**Instructions to follow:** Reproduce the data that follows in its entirety, character for character.

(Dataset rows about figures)
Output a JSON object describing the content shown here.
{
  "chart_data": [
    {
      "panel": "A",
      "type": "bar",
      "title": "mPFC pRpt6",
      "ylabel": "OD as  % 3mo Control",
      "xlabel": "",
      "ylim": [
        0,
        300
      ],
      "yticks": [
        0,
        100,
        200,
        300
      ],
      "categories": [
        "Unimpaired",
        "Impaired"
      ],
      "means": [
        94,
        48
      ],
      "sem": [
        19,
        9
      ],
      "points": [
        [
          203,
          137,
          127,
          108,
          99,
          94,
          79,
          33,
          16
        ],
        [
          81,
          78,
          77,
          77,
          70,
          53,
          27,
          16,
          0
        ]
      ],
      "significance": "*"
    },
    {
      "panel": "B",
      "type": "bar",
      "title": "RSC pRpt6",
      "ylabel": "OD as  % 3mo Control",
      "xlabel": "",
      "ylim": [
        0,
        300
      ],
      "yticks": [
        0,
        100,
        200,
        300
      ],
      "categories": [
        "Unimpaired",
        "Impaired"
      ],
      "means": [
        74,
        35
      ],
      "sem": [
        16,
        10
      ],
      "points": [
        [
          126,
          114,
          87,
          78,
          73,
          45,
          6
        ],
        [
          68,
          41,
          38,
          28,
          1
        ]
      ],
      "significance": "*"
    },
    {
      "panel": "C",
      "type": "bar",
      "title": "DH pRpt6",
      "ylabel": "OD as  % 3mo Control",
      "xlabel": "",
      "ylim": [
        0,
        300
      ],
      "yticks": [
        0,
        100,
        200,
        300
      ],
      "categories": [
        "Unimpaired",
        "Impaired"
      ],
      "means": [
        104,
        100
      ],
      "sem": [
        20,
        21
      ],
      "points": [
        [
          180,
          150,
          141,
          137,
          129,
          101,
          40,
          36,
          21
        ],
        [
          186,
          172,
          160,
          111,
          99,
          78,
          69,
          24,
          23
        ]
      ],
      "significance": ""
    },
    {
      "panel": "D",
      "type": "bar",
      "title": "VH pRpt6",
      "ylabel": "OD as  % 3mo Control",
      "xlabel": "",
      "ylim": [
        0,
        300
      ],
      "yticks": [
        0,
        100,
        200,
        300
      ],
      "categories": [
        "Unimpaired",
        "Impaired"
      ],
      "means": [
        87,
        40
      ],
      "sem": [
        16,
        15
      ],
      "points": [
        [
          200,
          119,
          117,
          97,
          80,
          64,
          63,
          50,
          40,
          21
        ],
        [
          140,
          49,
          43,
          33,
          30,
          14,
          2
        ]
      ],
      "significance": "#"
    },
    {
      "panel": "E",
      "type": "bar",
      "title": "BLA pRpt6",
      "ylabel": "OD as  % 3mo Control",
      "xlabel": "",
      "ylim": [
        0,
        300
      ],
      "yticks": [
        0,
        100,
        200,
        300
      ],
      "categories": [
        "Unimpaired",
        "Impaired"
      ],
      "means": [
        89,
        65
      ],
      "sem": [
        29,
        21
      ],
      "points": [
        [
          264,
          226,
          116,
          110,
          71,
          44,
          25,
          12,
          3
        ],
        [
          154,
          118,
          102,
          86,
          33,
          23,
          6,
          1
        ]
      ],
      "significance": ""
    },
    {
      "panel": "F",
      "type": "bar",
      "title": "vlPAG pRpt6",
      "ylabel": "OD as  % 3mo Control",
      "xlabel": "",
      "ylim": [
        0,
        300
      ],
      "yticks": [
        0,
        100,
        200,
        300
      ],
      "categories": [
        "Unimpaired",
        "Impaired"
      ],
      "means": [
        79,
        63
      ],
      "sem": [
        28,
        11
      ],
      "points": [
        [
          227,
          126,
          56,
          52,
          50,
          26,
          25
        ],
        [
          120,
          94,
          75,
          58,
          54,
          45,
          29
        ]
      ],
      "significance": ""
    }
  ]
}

**Task response:**
Output a JSON object describing the content shown here.
{
  "chart_data": [
    {
      "panel": "A",
      "type": "bar",
      "title": "mPFC pRpt6",
      "ylabel": "OD as  % 3mo Control",
      "xlabel": "",
      "ylim": [
        0,
        300
      ],
      "yticks": [
        0,
        100,
        200,
        300
      ],
      "categories": [
        "Unimpaired",
        "Impaired"
      ],
      "means": [
        94,
        48
      ],
      "sem": [
        19,
        9
      ],
      "points": [
        [
          203,
          137,
          127,
          108,
          99,
          94,
          79,
          33,
          16
        ],
        [
          81,
          78,
          77,
          77,
          70,
          53,
          27,
          16,
          0
        ]
      ],
      "significance": "*"
    },
    {
      "panel": "B",
      "type": "bar",
      "title": "RSC pRpt6",
      "ylabel": "OD as  % 3mo Control",
      "xlabel": "",
      "ylim": [
        0,
        300
      ],
      "yticks": [
        0,
        100,
        200,
        300
      ],
      "categories": [
        "Unimpaired",
        "Impaired"
      ],
      "means": [
        74,
        35
      ],
      "sem": [
        16,
        10
      ],
      "points": [
        [
          126,
          114,
          87,
          78,
          73,
          45,
          6
        ],
        [
          68,
          41,
          38,
          28,
          1
        ]
      ],
      "significance": "*"
    },
    {
      "panel": "C",
      "type": "bar",
      "title": "DH pRpt6",
      "ylabel": "OD as  % 3mo Control",
      "xlabel": "",
      "ylim": [
        0,
        300
      ],
      "yticks": [
        0,
        100,
        200,
        300
      ],
      "categories": [
        "Unimpaired",
        "Impaired"
      ],
      "means": [
        104,
        100
      ],
      "sem": [
        20,
        21
      ],
      "points": [
        [
          180,
          150,
          141,
          137,
          129,
          101,
          40,
          36,
          21
        ],
        [
          186,
          172,
          160,
          111,
          99,
          78,
          69,
          24,
          23
        ]
      ],
      "significance": ""
    },
    {
      "panel": "D",
      "type": "bar",
      "title": "VH pRpt6",
      "ylabel": "OD as  % 3mo Control",
      "xlabel": "",
      "ylim": [
        0,
        300
      ],
      "yticks": [
        0,
        100,
        200,
        300
      ],
      "categories": [
        "Unimpaired",
        "Impaired"
      ],
      "means": [
        87,
        40
      ],
      "sem": [
        16,
        15
      ],
      "points": [
        [
          200,
          119,
          117,
          97,
          80,
          64,
          63,
          50,
          40,
          21
        ],
        [
          140,
          49,
          43,
          33,
          30,
          14,
          2
        ]
      ],
      "significance": "#"
    },
    {
      "panel": "E",
      "type": "bar",
      "title": "BLA pRpt6",
      "ylabel": "OD as  % 3mo Control",
      "xlabel": "",
      "ylim": [
        0,
        300
      ],
      "yticks": [
        0,
        100,
        200,
        300
      ],
      "categories": [
        "Unimpaired",
        "Impaired"
      ],
      "means": [
        89,
        65
      ],
      "sem": [
        29,
        21
      ],
      "points": [
        [
          264,
          226,
          116,
          110,
          71,
          44,
          25,
          12,
          3
        ],
        [
          154,
          118,
          102,
          86,
          33,
          23,
          6,
          1
        ]
      ],
      "significance": ""
    },
    {
      "panel": "F",
      "type": "bar",
      "title": "vlPAG pRpt6",
      "ylabel": "OD as  % 3mo Control",
      "xlabel": "",
      "ylim": [
        0,
        300
      ],
      "yticks": [
        0,
        100,
        200,
        300
      ],
      "categories": [
        "Unimpaired",
        "Impaired"
      ],
      "means": [
        79,
        63
      ],
      "sem": [
        28,
        11
      ],
      "points": [
        [
          227,
          126,
          56,
          52,
          50,
          26,
          25
        ],
        [
          120,
          94,
          75,
          58,
          54,
          45,
          29
        ]
      ],
      "significance": ""
    }
  ]
}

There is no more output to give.